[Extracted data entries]

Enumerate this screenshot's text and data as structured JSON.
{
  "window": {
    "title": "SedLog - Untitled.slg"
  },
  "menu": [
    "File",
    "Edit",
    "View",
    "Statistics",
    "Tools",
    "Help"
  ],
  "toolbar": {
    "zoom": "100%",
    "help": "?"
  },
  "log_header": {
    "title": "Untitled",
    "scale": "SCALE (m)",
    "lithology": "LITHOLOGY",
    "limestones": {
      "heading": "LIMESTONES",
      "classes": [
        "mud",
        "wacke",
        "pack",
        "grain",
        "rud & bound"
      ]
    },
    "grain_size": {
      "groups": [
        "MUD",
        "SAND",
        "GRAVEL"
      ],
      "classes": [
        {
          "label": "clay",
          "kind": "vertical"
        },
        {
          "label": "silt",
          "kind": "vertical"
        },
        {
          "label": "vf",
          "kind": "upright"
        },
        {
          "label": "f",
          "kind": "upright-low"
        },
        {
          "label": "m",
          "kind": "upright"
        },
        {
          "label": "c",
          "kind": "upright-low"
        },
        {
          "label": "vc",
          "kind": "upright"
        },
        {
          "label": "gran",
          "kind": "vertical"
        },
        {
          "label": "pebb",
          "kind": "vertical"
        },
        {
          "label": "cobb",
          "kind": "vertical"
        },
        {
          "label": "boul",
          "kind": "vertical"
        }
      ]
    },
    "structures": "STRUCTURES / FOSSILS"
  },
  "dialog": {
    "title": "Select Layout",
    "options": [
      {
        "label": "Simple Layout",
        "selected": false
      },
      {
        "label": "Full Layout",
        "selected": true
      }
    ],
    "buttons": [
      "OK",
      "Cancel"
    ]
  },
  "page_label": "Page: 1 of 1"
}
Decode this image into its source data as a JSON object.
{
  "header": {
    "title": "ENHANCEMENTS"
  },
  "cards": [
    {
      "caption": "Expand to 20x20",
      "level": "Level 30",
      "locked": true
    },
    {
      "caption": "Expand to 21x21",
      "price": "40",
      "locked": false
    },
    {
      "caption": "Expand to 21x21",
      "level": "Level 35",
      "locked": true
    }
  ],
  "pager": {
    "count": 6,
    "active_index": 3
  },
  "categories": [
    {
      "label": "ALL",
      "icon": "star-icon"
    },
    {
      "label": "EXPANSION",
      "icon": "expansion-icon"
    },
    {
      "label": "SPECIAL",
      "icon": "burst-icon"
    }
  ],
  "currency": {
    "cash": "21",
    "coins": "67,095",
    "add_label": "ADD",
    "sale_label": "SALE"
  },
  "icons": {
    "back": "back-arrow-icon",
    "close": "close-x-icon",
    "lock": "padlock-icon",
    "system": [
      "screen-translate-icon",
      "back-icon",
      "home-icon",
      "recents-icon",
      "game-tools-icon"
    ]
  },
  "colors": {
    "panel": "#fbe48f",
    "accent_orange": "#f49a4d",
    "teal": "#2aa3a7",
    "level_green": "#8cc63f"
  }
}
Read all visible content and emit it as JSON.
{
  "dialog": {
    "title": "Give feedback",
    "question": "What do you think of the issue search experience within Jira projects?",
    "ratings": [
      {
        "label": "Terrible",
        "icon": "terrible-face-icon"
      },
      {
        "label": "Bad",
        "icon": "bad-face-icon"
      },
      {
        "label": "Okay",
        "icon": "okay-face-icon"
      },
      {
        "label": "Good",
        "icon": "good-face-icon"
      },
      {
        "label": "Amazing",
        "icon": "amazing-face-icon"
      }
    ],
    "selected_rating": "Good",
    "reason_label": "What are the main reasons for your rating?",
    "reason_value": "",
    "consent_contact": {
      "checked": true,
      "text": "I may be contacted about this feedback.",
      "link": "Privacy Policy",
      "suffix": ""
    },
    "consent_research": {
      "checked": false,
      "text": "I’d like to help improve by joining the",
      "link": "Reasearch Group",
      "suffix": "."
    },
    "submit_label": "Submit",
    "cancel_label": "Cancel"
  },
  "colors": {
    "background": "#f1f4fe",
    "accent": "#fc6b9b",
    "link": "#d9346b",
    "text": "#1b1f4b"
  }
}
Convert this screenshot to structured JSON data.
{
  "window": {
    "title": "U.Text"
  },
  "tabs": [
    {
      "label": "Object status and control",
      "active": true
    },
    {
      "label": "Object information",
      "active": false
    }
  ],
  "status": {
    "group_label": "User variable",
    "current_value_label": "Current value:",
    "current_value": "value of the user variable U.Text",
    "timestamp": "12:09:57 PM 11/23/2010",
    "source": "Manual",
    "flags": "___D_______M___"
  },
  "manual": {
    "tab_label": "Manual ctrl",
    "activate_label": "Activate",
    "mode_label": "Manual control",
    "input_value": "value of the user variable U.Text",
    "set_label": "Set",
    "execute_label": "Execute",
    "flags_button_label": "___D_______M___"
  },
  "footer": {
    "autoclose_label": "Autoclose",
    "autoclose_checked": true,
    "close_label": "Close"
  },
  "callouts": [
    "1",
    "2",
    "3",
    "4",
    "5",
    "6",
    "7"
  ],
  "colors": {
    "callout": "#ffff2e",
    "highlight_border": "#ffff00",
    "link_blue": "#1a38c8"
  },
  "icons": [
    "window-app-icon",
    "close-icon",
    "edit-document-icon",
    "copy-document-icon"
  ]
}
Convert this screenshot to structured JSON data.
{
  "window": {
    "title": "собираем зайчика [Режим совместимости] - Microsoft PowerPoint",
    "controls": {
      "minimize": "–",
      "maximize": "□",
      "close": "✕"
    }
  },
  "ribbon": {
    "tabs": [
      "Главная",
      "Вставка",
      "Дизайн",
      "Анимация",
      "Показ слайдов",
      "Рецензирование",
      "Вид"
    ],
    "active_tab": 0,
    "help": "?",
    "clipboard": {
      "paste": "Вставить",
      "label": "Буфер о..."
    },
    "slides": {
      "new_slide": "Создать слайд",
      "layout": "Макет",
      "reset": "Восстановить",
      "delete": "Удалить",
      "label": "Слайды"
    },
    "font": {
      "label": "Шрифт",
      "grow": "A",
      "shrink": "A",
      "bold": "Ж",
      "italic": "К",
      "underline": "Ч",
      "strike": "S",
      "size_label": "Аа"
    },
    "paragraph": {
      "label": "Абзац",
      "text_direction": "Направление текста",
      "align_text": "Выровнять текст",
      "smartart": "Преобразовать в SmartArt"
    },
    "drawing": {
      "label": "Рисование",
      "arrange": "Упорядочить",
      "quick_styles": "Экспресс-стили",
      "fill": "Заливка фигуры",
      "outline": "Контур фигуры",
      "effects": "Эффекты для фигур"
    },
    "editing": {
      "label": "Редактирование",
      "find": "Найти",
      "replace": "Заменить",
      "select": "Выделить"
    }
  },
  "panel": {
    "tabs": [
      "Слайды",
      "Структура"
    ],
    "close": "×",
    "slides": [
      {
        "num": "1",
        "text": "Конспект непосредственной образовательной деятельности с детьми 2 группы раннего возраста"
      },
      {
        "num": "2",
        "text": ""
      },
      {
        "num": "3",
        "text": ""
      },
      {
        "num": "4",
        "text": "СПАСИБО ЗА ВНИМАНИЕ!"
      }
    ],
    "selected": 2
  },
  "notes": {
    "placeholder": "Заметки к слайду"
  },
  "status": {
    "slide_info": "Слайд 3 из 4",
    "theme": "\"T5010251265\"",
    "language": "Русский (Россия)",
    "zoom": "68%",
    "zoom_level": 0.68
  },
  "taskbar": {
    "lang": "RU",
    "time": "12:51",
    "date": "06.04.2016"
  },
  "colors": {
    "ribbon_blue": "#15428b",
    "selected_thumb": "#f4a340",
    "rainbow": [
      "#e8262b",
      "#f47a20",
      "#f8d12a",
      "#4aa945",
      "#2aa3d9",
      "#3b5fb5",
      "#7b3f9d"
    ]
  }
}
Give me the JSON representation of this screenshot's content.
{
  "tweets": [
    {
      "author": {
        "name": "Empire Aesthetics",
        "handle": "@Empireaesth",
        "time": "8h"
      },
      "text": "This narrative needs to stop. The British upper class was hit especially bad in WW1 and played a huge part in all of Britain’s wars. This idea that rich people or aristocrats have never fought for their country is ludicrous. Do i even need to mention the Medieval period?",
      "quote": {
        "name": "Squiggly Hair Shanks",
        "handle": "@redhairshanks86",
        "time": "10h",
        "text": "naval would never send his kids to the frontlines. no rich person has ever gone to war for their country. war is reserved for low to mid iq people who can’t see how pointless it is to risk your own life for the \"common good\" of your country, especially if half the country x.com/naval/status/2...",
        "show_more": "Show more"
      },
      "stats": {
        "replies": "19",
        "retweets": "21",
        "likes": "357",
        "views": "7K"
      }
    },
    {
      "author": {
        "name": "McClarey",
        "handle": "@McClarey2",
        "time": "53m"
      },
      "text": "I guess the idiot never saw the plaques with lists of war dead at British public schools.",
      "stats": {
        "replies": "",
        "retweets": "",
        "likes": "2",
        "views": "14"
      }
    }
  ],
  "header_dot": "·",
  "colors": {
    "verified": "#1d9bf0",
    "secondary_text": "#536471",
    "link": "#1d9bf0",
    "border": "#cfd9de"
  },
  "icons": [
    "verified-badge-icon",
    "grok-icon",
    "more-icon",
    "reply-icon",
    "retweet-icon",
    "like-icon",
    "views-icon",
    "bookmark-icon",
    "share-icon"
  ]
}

Directions:
Show, from the material above, each line that includes the string "variable".

Output for this exercise:
    "group_label": "User variable",
    "current_value": "value of the user variable U.Text",
    "input_value": "value of the user variable U.Text",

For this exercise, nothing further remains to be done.